- **Provided material**:
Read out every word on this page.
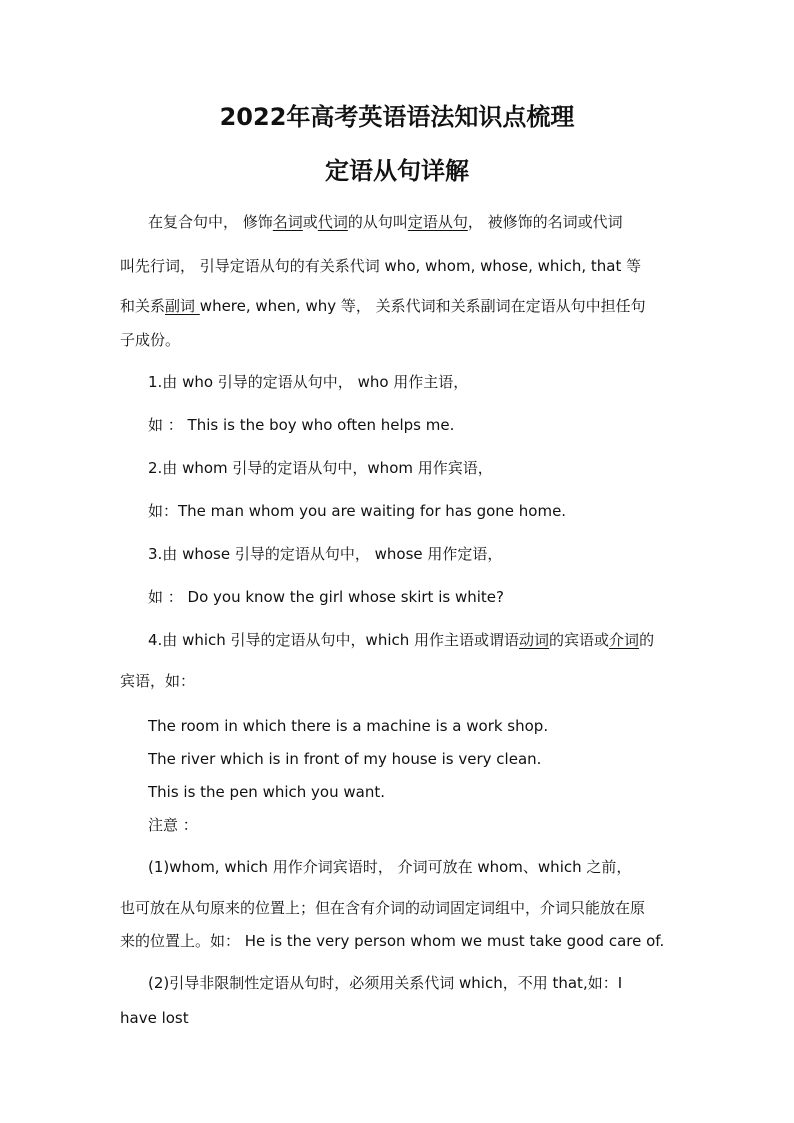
2022年高考英语语法知识点梳理
定语从句详解

在复合句中， 修饰名词或代词的从句叫定语从句， 被修饰的名词或代词

叫先行词， 引导定语从句的有关系代词 who, whom, whose, which, that 等

和关系副词 where, when, why 等， 关系代词和关系副词在定语从句中担任句

子成份。

1.由 who 引导的定语从句中， who 用作主语，

如 ： This is the boy who often helps me.

2.由 whom 引导的定语从句中，whom 用作宾语，

如：The man whom you are waiting for has gone home.

3.由 whose 引导的定语从句中， whose 用作定语，

如 ： Do you know the girl whose skirt is white?

4.由 which 引导的定语从句中，which 用作主语或谓语动词的宾语或介词的

宾语，如：

The room in which there is a machine is a work shop.

The river which is in front of my house is very clean.

This is the pen which you want.

注意 ：

(1)whom, which 用作介词宾语时， 介词可放在 whom、which 之前，

也可放在从句原来的位置上；但在含有介词的动词固定词组中，介词只能放在原

来的位置上。如： He is the very person whom we must take good care of.

(2)引导非限制性定语从句时，必须用关系代词 which，不用 that,如：I

have lost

- **Exercise goal**:
Using the records above, output their complete text exactly, minus any images.

- **Answer for this exercise**:
Read out every word on this page.
2022年高考英语语法知识点梳理
定语从句详解

在复合句中， 修饰名词或代词的从句叫定语从句， 被修饰的名词或代词

叫先行词， 引导定语从句的有关系代词 who, whom, whose, which, that 等

和关系副词 where, when, why 等， 关系代词和关系副词在定语从句中担任句

子成份。

1.由 who 引导的定语从句中， who 用作主语，

如 ： This is the boy who often helps me.

2.由 whom 引导的定语从句中，whom 用作宾语，

如：The man whom you are waiting for has gone home.

3.由 whose 引导的定语从句中， whose 用作定语，

如 ： Do you know the girl whose skirt is white?

4.由 which 引导的定语从句中，which 用作主语或谓语动词的宾语或介词的

宾语，如：

The room in which there is a machine is a work shop.

The river which is in front of my house is very clean.

This is the pen which you want.

注意 ：

(1)whom, which 用作介词宾语时， 介词可放在 whom、which 之前，

也可放在从句原来的位置上；但在含有介词的动词固定词组中，介词只能放在原

来的位置上。如： He is the very person whom we must take good care of.

(2)引导非限制性定语从句时，必须用关系代词 which，不用 that,如：I

have lost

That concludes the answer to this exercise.